## DIRECTIONS
Each entry needs to be restated exactly as written.

- - - -

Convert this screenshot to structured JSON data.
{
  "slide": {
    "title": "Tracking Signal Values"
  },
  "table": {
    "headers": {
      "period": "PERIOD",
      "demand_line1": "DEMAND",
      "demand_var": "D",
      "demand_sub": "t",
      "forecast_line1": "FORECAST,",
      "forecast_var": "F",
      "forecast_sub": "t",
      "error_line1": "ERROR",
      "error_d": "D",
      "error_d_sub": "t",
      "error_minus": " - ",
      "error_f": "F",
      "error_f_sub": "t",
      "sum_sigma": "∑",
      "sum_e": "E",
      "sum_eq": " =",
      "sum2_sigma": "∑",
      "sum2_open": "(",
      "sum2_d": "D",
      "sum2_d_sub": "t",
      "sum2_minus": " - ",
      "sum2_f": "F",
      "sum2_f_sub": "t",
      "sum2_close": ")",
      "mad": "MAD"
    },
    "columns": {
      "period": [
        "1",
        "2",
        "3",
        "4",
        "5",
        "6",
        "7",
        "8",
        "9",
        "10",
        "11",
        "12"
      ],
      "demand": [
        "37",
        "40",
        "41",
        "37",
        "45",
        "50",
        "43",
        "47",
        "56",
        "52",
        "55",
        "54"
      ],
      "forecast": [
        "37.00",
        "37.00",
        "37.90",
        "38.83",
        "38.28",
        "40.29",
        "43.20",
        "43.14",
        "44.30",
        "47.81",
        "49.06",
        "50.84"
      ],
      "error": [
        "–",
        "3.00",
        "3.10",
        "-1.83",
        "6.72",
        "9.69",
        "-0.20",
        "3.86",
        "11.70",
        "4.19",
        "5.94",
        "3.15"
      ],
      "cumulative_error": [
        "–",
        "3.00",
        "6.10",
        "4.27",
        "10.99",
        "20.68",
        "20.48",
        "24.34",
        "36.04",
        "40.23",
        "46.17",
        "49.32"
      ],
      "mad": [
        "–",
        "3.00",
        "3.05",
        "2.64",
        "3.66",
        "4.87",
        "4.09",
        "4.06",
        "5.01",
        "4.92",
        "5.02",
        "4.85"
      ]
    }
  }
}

- - - -

## EXERCISE SOLUTION
Convert this screenshot to structured JSON data.
{
  "slide": {
    "title": "Tracking Signal Values"
  },
  "table": {
    "headers": {
      "period": "PERIOD",
      "demand_line1": "DEMAND",
      "demand_var": "D",
      "demand_sub": "t",
      "forecast_line1": "FORECAST,",
      "forecast_var": "F",
      "forecast_sub": "t",
      "error_line1": "ERROR",
      "error_d": "D",
      "error_d_sub": "t",
      "error_minus": " - ",
      "error_f": "F",
      "error_f_sub": "t",
      "sum_sigma": "∑",
      "sum_e": "E",
      "sum_eq": " =",
      "sum2_sigma": "∑",
      "sum2_open": "(",
      "sum2_d": "D",
      "sum2_d_sub": "t",
      "sum2_minus": " - ",
      "sum2_f": "F",
      "sum2_f_sub": "t",
      "sum2_close": ")",
      "mad": "MAD"
    },
    "columns": {
      "period": [
        "1",
        "2",
        "3",
        "4",
        "5",
        "6",
        "7",
        "8",
        "9",
        "10",
        "11",
        "12"
      ],
      "demand": [
        "37",
        "40",
        "41",
        "37",
        "45",
        "50",
        "43",
        "47",
        "56",
        "52",
        "55",
        "54"
      ],
      "forecast": [
        "37.00",
        "37.00",
        "37.90",
        "38.83",
        "38.28",
        "40.29",
        "43.20",
        "43.14",
        "44.30",
        "47.81",
        "49.06",
        "50.84"
      ],
      "error": [
        "–",
        "3.00",
        "3.10",
        "-1.83",
        "6.72",
        "9.69",
        "-0.20",
        "3.86",
        "11.70",
        "4.19",
        "5.94",
        "3.15"
      ],
      "cumulative_error": [
        "–",
        "3.00",
        "6.10",
        "4.27",
        "10.99",
        "20.68",
        "20.48",
        "24.34",
        "36.04",
        "40.23",
        "46.17",
        "49.32"
      ],
      "mad": [
        "–",
        "3.00",
        "3.05",
        "2.64",
        "3.66",
        "4.87",
        "4.09",
        "4.06",
        "5.01",
        "4.92",
        "5.02",
        "4.85"
      ]
    }
  }
}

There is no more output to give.